-- Begin --

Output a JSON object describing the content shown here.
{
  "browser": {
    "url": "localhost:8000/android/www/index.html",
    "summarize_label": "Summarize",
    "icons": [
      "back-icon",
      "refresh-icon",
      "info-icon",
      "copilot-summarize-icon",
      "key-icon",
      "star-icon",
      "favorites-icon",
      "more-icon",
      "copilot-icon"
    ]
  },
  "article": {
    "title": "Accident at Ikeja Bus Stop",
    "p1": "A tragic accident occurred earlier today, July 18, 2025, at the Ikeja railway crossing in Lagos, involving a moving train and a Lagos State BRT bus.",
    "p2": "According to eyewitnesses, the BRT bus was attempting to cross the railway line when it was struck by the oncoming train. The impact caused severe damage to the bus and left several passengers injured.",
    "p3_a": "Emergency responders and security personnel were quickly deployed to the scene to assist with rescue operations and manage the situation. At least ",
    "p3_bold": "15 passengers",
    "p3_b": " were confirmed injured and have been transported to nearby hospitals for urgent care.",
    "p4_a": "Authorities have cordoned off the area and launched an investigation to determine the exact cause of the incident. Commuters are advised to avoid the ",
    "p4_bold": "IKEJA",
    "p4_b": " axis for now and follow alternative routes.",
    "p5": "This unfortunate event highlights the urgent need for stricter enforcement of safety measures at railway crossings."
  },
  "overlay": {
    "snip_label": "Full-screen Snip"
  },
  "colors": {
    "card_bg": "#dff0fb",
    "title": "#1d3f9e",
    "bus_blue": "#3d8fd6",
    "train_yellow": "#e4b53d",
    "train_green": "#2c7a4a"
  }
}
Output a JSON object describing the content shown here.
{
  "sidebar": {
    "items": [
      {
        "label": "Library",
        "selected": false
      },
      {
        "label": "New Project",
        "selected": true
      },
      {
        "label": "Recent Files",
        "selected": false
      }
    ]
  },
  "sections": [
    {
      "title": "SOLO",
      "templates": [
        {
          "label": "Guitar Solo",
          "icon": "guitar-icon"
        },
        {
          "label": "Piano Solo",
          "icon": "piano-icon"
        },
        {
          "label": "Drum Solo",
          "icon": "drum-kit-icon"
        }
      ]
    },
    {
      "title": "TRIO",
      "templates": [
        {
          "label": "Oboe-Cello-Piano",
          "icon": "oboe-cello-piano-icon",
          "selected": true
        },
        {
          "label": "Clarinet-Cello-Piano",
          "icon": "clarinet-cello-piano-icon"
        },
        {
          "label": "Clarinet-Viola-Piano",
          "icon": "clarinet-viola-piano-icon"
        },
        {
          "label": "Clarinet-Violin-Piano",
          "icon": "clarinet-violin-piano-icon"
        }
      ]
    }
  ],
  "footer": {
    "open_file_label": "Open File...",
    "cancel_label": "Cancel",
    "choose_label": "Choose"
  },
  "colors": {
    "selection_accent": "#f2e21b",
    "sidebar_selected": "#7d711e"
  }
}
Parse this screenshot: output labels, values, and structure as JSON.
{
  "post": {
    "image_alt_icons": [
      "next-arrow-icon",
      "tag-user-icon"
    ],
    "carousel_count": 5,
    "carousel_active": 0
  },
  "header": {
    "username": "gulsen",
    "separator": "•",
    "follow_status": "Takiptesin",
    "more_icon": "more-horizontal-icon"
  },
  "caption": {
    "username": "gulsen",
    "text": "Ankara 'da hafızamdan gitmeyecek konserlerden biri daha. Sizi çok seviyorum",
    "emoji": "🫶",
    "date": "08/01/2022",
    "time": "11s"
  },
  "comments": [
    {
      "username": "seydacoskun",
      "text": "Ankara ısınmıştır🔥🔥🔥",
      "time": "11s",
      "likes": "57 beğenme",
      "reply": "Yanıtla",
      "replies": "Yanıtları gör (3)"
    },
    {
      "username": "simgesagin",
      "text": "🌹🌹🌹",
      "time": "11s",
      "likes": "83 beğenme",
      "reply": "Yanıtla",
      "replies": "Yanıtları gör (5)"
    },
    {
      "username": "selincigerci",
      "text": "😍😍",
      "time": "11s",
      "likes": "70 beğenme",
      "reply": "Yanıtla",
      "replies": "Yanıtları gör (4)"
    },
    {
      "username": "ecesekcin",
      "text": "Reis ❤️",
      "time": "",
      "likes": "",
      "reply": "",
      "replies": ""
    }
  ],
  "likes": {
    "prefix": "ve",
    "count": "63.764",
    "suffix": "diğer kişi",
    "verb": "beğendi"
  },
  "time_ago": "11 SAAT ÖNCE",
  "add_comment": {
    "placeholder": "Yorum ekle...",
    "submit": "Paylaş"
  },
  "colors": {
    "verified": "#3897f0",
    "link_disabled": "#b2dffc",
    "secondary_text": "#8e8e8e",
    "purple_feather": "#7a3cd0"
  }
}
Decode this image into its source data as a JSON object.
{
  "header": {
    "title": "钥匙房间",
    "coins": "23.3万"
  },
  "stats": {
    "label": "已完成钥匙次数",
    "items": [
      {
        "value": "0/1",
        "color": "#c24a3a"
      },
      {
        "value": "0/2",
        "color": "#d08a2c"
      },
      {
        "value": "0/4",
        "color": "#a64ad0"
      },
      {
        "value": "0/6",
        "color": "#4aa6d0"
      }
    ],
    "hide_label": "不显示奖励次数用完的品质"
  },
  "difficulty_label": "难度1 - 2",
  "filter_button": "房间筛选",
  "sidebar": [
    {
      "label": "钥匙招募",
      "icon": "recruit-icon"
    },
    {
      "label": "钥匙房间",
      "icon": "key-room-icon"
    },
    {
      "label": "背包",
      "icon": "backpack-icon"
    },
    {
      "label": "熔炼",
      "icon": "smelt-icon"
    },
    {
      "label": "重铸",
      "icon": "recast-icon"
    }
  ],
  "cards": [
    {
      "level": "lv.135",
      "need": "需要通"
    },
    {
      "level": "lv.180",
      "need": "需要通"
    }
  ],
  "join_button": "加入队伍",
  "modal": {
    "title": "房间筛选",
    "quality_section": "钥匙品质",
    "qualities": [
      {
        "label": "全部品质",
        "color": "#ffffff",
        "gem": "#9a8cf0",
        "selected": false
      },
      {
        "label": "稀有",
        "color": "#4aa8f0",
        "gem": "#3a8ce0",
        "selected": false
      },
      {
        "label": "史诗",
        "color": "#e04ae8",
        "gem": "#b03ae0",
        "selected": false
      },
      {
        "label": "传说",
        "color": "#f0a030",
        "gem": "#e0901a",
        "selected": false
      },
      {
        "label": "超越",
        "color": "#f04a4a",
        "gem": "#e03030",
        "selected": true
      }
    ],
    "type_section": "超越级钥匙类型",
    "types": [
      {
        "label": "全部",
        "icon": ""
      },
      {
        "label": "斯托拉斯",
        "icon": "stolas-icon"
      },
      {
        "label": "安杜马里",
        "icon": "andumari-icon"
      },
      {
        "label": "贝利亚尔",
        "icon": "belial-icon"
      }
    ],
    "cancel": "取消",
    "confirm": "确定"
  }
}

-- End --

WRITTEN TASK:
Quote the entire listing above exactly.

ANSWER TO THIS PROBLEM:
Output a JSON object describing the content shown here.
{
  "browser": {
    "url": "localhost:8000/android/www/index.html",
    "summarize_label": "Summarize",
    "icons": [
      "back-icon",
      "refresh-icon",
      "info-icon",
      "copilot-summarize-icon",
      "key-icon",
      "star-icon",
      "favorites-icon",
      "more-icon",
      "copilot-icon"
    ]
  },
  "article": {
    "title": "Accident at Ikeja Bus Stop",
    "p1": "A tragic accident occurred earlier today, July 18, 2025, at the Ikeja railway crossing in Lagos, involving a moving train and a Lagos State BRT bus.",
    "p2": "According to eyewitnesses, the BRT bus was attempting to cross the railway line when it was struck by the oncoming train. The impact caused severe damage to the bus and left several passengers injured.",
    "p3_a": "Emergency responders and security personnel were quickly deployed to the scene to assist with rescue operations and manage the situation. At least ",
    "p3_bold": "15 passengers",
    "p3_b": " were confirmed injured and have been transported to nearby hospitals for urgent care.",
    "p4_a": "Authorities have cordoned off the area and launched an investigation to determine the exact cause of the incident. Commuters are advised to avoid the ",
    "p4_bold": "IKEJA",
    "p4_b": " axis for now and follow alternative routes.",
    "p5": "This unfortunate event highlights the urgent need for stricter enforcement of safety measures at railway crossings."
  },
  "overlay": {
    "snip_label": "Full-screen Snip"
  },
  "colors": {
    "card_bg": "#dff0fb",
    "title": "#1d3f9e",
    "bus_blue": "#3d8fd6",
    "train_yellow": "#e4b53d",
    "train_green": "#2c7a4a"
  }
}
Output a JSON object describing the content shown here.
{
  "sidebar": {
    "items": [
      {
        "label": "Library",
        "selected": false
      },
      {
        "label": "New Project",
        "selected": true
      },
      {
        "label": "Recent Files",
        "selected": false
      }
    ]
  },
  "sections": [
    {
      "title": "SOLO",
      "templates": [
        {
          "label": "Guitar Solo",
          "icon": "guitar-icon"
        },
        {
          "label": "Piano Solo",
          "icon": "piano-icon"
        },
        {
          "label": "Drum Solo",
          "icon": "drum-kit-icon"
        }
      ]
    },
    {
      "title": "TRIO",
      "templates": [
        {
          "label": "Oboe-Cello-Piano",
          "icon": "oboe-cello-piano-icon",
          "selected": true
        },
        {
          "label": "Clarinet-Cello-Piano",
          "icon": "clarinet-cello-piano-icon"
        },
        {
          "label": "Clarinet-Viola-Piano",
          "icon": "clarinet-viola-piano-icon"
        },
        {
          "label": "Clarinet-Violin-Piano",
          "icon": "clarinet-violin-piano-icon"
        }
      ]
    }
  ],
  "footer": {
    "open_file_label": "Open File...",
    "cancel_label": "Cancel",
    "choose_label": "Choose"
  },
  "colors": {
    "selection_accent": "#f2e21b",
    "sidebar_selected": "#7d711e"
  }
}
Parse this screenshot: output labels, values, and structure as JSON.
{
  "post": {
    "image_alt_icons": [
      "next-arrow-icon",
      "tag-user-icon"
    ],
    "carousel_count": 5,
    "carousel_active": 0
  },
  "header": {
    "username": "gulsen",
    "separator": "•",
    "follow_status": "Takiptesin",
    "more_icon": "more-horizontal-icon"
  },
  "caption": {
    "username": "gulsen",
    "text": "Ankara 'da hafızamdan gitmeyecek konserlerden biri daha. Sizi çok seviyorum",
    "emoji": "🫶",
    "date": "08/01/2022",
    "time": "11s"
  },
  "comments": [
    {
      "username": "seydacoskun",
      "text": "Ankara ısınmıştır🔥🔥🔥",
      "time": "11s",
      "likes": "57 beğenme",
      "reply": "Yanıtla",
      "replies": "Yanıtları gör (3)"
    },
    {
      "username": "simgesagin",
      "text": "🌹🌹🌹",
      "time": "11s",
      "likes": "83 beğenme",
      "reply": "Yanıtla",
      "replies": "Yanıtları gör (5)"
    },
    {
      "username": "selincigerci",
      "text": "😍😍",
      "time": "11s",
      "likes": "70 beğenme",
      "reply": "Yanıtla",
      "replies": "Yanıtları gör (4)"
    },
    {
      "username": "ecesekcin",
      "text": "Reis ❤️",
      "time": "",
      "likes": "",
      "reply": "",
      "replies": ""
    }
  ],
  "likes": {
    "prefix": "ve",
    "count": "63.764",
    "suffix": "diğer kişi",
    "verb": "beğendi"
  },
  "time_ago": "11 SAAT ÖNCE",
  "add_comment": {
    "placeholder": "Yorum ekle...",
    "submit": "Paylaş"
  },
  "colors": {
    "verified": "#3897f0",
    "link_disabled": "#b2dffc",
    "secondary_text": "#8e8e8e",
    "purple_feather": "#7a3cd0"
  }
}
Decode this image into its source data as a JSON object.
{
  "header": {
    "title": "钥匙房间",
    "coins": "23.3万"
  },
  "stats": {
    "label": "已完成钥匙次数",
    "items": [
      {
        "value": "0/1",
        "color": "#c24a3a"
      },
      {
        "value": "0/2",
        "color": "#d08a2c"
      },
      {
        "value": "0/4",
        "color": "#a64ad0"
      },
      {
        "value": "0/6",
        "color": "#4aa6d0"
      }
    ],
    "hide_label": "不显示奖励次数用完的品质"
  },
  "difficulty_label": "难度1 - 2",
  "filter_button": "房间筛选",
  "sidebar": [
    {
      "label": "钥匙招募",
      "icon": "recruit-icon"
    },
    {
      "label": "钥匙房间",
      "icon": "key-room-icon"
    },
    {
      "label": "背包",
      "icon": "backpack-icon"
    },
    {
      "label": "熔炼",
      "icon": "smelt-icon"
    },
    {
      "label": "重铸",
      "icon": "recast-icon"
    }
  ],
  "cards": [
    {
      "level": "lv.135",
      "need": "需要通"
    },
    {
      "level": "lv.180",
      "need": "需要通"
    }
  ],
  "join_button": "加入队伍",
  "modal": {
    "title": "房间筛选",
    "quality_section": "钥匙品质",
    "qualities": [
      {
        "label": "全部品质",
        "color": "#ffffff",
        "gem": "#9a8cf0",
        "selected": false
      },
      {
        "label": "稀有",
        "color": "#4aa8f0",
        "gem": "#3a8ce0",
        "selected": false
      },
      {
        "label": "史诗",
        "color": "#e04ae8",
        "gem": "#b03ae0",
        "selected": false
      },
      {
        "label": "传说",
        "color": "#f0a030",
        "gem": "#e0901a",
        "selected": false
      },
      {
        "label": "超越",
        "color": "#f04a4a",
        "gem": "#e03030",
        "selected": true
      }
    ],
    "type_section": "超越级钥匙类型",
    "types": [
      {
        "label": "全部",
        "icon": ""
      },
      {
        "label": "斯托拉斯",
        "icon": "stolas-icon"
      },
      {
        "label": "安杜马里",
        "icon": "andumari-icon"
      },
      {
        "label": "贝利亚尔",
        "icon": "belial-icon"
      }
    ],
    "cancel": "取消",
    "confirm": "确定"
  }
}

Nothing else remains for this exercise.